(Directions for this task) Among the records, which lines hold the word "development"? Pick them out.

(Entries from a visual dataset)
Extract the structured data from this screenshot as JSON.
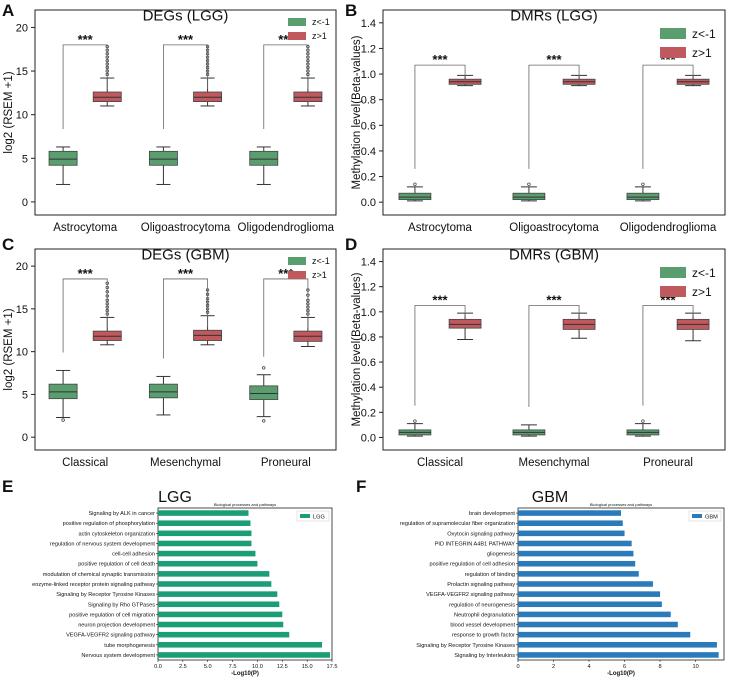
{
  "colors": {
    "green": "#5a9e6f",
    "red": "#c0595e",
    "lgg_bar": "#1b9e77",
    "gbm_bar": "#2b7bba",
    "axis": "#222222"
  },
  "chart_data": [
    {
      "panel": "A",
      "type": "box",
      "title": "DEGs (LGG)",
      "ylabel": "log2 (RSEM +1)",
      "ylim": [
        -1.5,
        22
      ],
      "yticks": [
        0,
        5,
        10,
        15,
        20
      ],
      "categories": [
        "Astrocytoma",
        "Oligoastrocytoma",
        "Oligodendroglioma"
      ],
      "legend": [
        "z<-1",
        "z>1"
      ],
      "legend_position": "top-right",
      "significance": "***",
      "sig_line_y": [
        18.0,
        18.0,
        18.0
      ],
      "series": [
        {
          "name": "z<-1",
          "boxes": [
            {
              "whislo": 2.0,
              "q1": 4.2,
              "med": 4.9,
              "q3": 5.8,
              "whishi": 6.3,
              "fliers": []
            },
            {
              "whislo": 2.0,
              "q1": 4.2,
              "med": 4.9,
              "q3": 5.8,
              "whishi": 6.3,
              "fliers": []
            },
            {
              "whislo": 2.0,
              "q1": 4.2,
              "med": 4.9,
              "q3": 5.8,
              "whishi": 6.3,
              "fliers": []
            }
          ]
        },
        {
          "name": "z>1",
          "boxes": [
            {
              "whislo": 11.0,
              "q1": 11.5,
              "med": 12.0,
              "q3": 12.6,
              "whishi": 14.2,
              "fliers": [
                14.6,
                15.0,
                15.4,
                15.8,
                16.2,
                16.6,
                17.0,
                17.4,
                17.8
              ]
            },
            {
              "whislo": 11.0,
              "q1": 11.5,
              "med": 12.0,
              "q3": 12.6,
              "whishi": 14.2,
              "fliers": [
                14.6,
                15.0,
                15.4,
                15.8,
                16.2,
                16.6,
                17.0,
                17.4,
                17.8
              ]
            },
            {
              "whislo": 11.0,
              "q1": 11.5,
              "med": 12.0,
              "q3": 12.6,
              "whishi": 14.2,
              "fliers": [
                14.6,
                15.0,
                15.4,
                15.8,
                16.2,
                16.6,
                17.0,
                17.4,
                17.8
              ]
            }
          ]
        }
      ]
    },
    {
      "panel": "B",
      "type": "box",
      "title": "DMRs (LGG)",
      "ylabel": "Methylation level(Beta-values)",
      "ylim": [
        -0.1,
        1.5
      ],
      "yticks": [
        "0.0",
        "0.2",
        "0.4",
        "0.6",
        "0.8",
        "1.0",
        "1.2",
        "1.4"
      ],
      "categories": [
        "Astrocytoma",
        "Oligoastrocytoma",
        "Oligodendroglioma"
      ],
      "legend": [
        "z<-1",
        "z>1"
      ],
      "legend_position": "top-right",
      "significance": "***",
      "sig_line_y": [
        1.07,
        1.07,
        1.07
      ],
      "series": [
        {
          "name": "z<-1",
          "boxes": [
            {
              "whislo": 0.01,
              "q1": 0.02,
              "med": 0.04,
              "q3": 0.07,
              "whishi": 0.12,
              "fliers": [
                0.14
              ]
            },
            {
              "whislo": 0.01,
              "q1": 0.02,
              "med": 0.04,
              "q3": 0.07,
              "whishi": 0.12,
              "fliers": [
                0.14
              ]
            },
            {
              "whislo": 0.01,
              "q1": 0.02,
              "med": 0.04,
              "q3": 0.07,
              "whishi": 0.12,
              "fliers": [
                0.14
              ]
            }
          ]
        },
        {
          "name": "z>1",
          "boxes": [
            {
              "whislo": 0.91,
              "q1": 0.92,
              "med": 0.94,
              "q3": 0.96,
              "whishi": 0.99,
              "fliers": []
            },
            {
              "whislo": 0.91,
              "q1": 0.92,
              "med": 0.94,
              "q3": 0.96,
              "whishi": 0.99,
              "fliers": []
            },
            {
              "whislo": 0.91,
              "q1": 0.92,
              "med": 0.94,
              "q3": 0.96,
              "whishi": 0.99,
              "fliers": []
            }
          ]
        }
      ]
    },
    {
      "panel": "C",
      "type": "box",
      "title": "DEGs (GBM)",
      "ylabel": "log2 (RSEM +1)",
      "ylim": [
        -1.5,
        22
      ],
      "yticks": [
        0,
        5,
        10,
        15,
        20
      ],
      "categories": [
        "Classical",
        "Mesenchymal",
        "Proneural"
      ],
      "legend": [
        "z<-1",
        "z>1"
      ],
      "legend_position": "top-right",
      "significance": "***",
      "sig_line_y": [
        18.5,
        18.5,
        18.5
      ],
      "series": [
        {
          "name": "z<-1",
          "boxes": [
            {
              "whislo": 2.3,
              "q1": 4.5,
              "med": 5.3,
              "q3": 6.2,
              "whishi": 7.8,
              "fliers": [
                2.0
              ]
            },
            {
              "whislo": 2.6,
              "q1": 4.6,
              "med": 5.3,
              "q3": 6.2,
              "whishi": 7.1,
              "fliers": []
            },
            {
              "whislo": 2.4,
              "q1": 4.4,
              "med": 5.1,
              "q3": 6.0,
              "whishi": 7.3,
              "fliers": [
                1.9,
                8.1
              ]
            }
          ]
        },
        {
          "name": "z>1",
          "boxes": [
            {
              "whislo": 10.8,
              "q1": 11.3,
              "med": 11.8,
              "q3": 12.4,
              "whishi": 14.0,
              "fliers": [
                14.4,
                14.8,
                15.2,
                15.6,
                16.0,
                16.5,
                17.0,
                17.5,
                18.0
              ]
            },
            {
              "whislo": 10.8,
              "q1": 11.3,
              "med": 11.9,
              "q3": 12.5,
              "whishi": 14.2,
              "fliers": [
                14.6,
                15.0,
                15.4,
                15.8,
                16.2,
                16.7,
                17.2
              ]
            },
            {
              "whislo": 10.6,
              "q1": 11.2,
              "med": 11.8,
              "q3": 12.4,
              "whishi": 14.0,
              "fliers": [
                14.4,
                14.8,
                15.2,
                15.6,
                16.0,
                16.6,
                17.2
              ]
            }
          ]
        }
      ]
    },
    {
      "panel": "D",
      "type": "box",
      "title": "DMRs (GBM)",
      "ylabel": "Methylation level(Beta-values)",
      "ylim": [
        -0.1,
        1.5
      ],
      "yticks": [
        "0.0",
        "0.2",
        "0.4",
        "0.6",
        "0.8",
        "1.0",
        "1.2",
        "1.4"
      ],
      "categories": [
        "Classical",
        "Mesenchymal",
        "Proneural"
      ],
      "legend": [
        "z<-1",
        "z>1"
      ],
      "legend_position": "top-right",
      "significance": "***",
      "sig_line_y": [
        1.05,
        1.05,
        1.05
      ],
      "series": [
        {
          "name": "z<-1",
          "boxes": [
            {
              "whislo": 0.01,
              "q1": 0.02,
              "med": 0.04,
              "q3": 0.06,
              "whishi": 0.11,
              "fliers": [
                0.13
              ]
            },
            {
              "whislo": 0.01,
              "q1": 0.02,
              "med": 0.04,
              "q3": 0.06,
              "whishi": 0.1,
              "fliers": []
            },
            {
              "whislo": 0.01,
              "q1": 0.02,
              "med": 0.04,
              "q3": 0.06,
              "whishi": 0.11,
              "fliers": [
                0.13
              ]
            }
          ]
        },
        {
          "name": "z>1",
          "boxes": [
            {
              "whislo": 0.78,
              "q1": 0.87,
              "med": 0.9,
              "q3": 0.94,
              "whishi": 0.99,
              "fliers": []
            },
            {
              "whislo": 0.79,
              "q1": 0.86,
              "med": 0.9,
              "q3": 0.94,
              "whishi": 0.99,
              "fliers": []
            },
            {
              "whislo": 0.77,
              "q1": 0.86,
              "med": 0.9,
              "q3": 0.94,
              "whishi": 0.99,
              "fliers": []
            }
          ]
        }
      ]
    },
    {
      "panel": "E",
      "type": "bar",
      "orientation": "horizontal",
      "title": "LGG",
      "subtitle": "Biological processes and pathways",
      "xlabel": "-Log10(P)",
      "xlim": [
        0,
        17.5
      ],
      "xticks": [
        "0.0",
        "2.5",
        "5.0",
        "7.5",
        "10.0",
        "12.5",
        "15.0",
        "17.5"
      ],
      "legend": "LGG",
      "legend_position": "top-right",
      "categories": [
        "Signaling by ALK in cancer",
        "positive regulation of phosphorylation",
        "actin cytoskeleton organization",
        "regulation of nervous system development",
        "cell-cell adhesion",
        "positive regulation of cell death",
        "modulation of chemical synaptic transmission",
        "enzyme-linked receptor protein signaling pathway",
        "Signaling by Receptor Tyrosine Kinases",
        "Signaling by Rho GTPases",
        "positive regulation of cell migration",
        "neuron projection development",
        "VEGFA-VEGFR2 signaling pathway",
        "tube morphogenesis",
        "Nervous system development"
      ],
      "values": [
        9.1,
        9.3,
        9.4,
        9.4,
        9.8,
        10.0,
        11.2,
        11.4,
        12.0,
        12.2,
        12.5,
        12.6,
        13.2,
        16.5,
        17.3
      ]
    },
    {
      "panel": "F",
      "type": "bar",
      "orientation": "horizontal",
      "title": "GBM",
      "subtitle": "Biological processes and pathways",
      "xlabel": "-Log10(P)",
      "xlim": [
        0,
        11.6
      ],
      "xticks": [
        "0",
        "2",
        "4",
        "6",
        "8",
        "10"
      ],
      "legend": "GBM",
      "legend_position": "top-right",
      "categories": [
        "brain development",
        "regulation of supramolecular fiber organization",
        "Oxytocin signaling pathway",
        "PID INTEGRIN A4B1 PATHWAY",
        "gliogenesis",
        "positive regulation of cell adhesion",
        "regulation of binding",
        "Prolactin signaling pathway",
        "VEGFA-VEGFR2 signaling pathway",
        "regulation of neurogenesis",
        "Neutrophil degranulation",
        "blood vessel development",
        "response to growth factor",
        "Signaling by Receptor Tyrosine Kinases",
        "Signaling by Interleukins"
      ],
      "values": [
        5.8,
        5.9,
        6.0,
        6.4,
        6.5,
        6.6,
        6.8,
        7.6,
        8.0,
        8.1,
        8.6,
        9.0,
        9.7,
        11.2,
        11.3
      ]
    }
  ]
}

(Written response)
        "regulation of nervous system development",
        "neuron projection development",
        "Nervous system development"
        "brain development",
        "blood vessel development",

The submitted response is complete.